§ Work instructions: Your task is to give the listing below back word for word, pictures excluded.

--- START OF Items ---

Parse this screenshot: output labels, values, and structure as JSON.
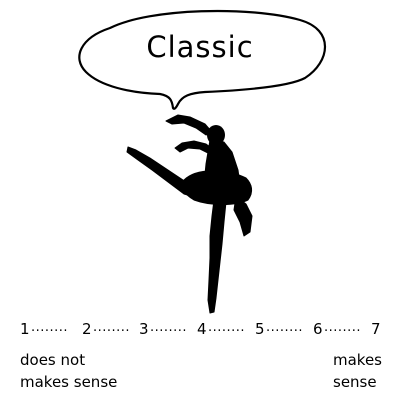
{
  "bubble": {
    "text": "Classic"
  },
  "figure": {
    "icon": "ballet-dancer-silhouette"
  },
  "scale": {
    "points": [
      "1",
      "2",
      "3",
      "4",
      "5",
      "6",
      "7"
    ],
    "separator": "........",
    "left_anchor": [
      "does not",
      "makes sense"
    ],
    "right_anchor": [
      "makes",
      "sense"
    ]
  }
}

--- END OF Items ---

§ In response:
Parse this screenshot: output labels, values, and structure as JSON.
{
  "bubble": {
    "text": "Classic"
  },
  "figure": {
    "icon": "ballet-dancer-silhouette"
  },
  "scale": {
    "points": [
      "1",
      "2",
      "3",
      "4",
      "5",
      "6",
      "7"
    ],
    "separator": "........",
    "left_anchor": [
      "does not",
      "makes sense"
    ],
    "right_anchor": [
      "makes",
      "sense"
    ]
  }
}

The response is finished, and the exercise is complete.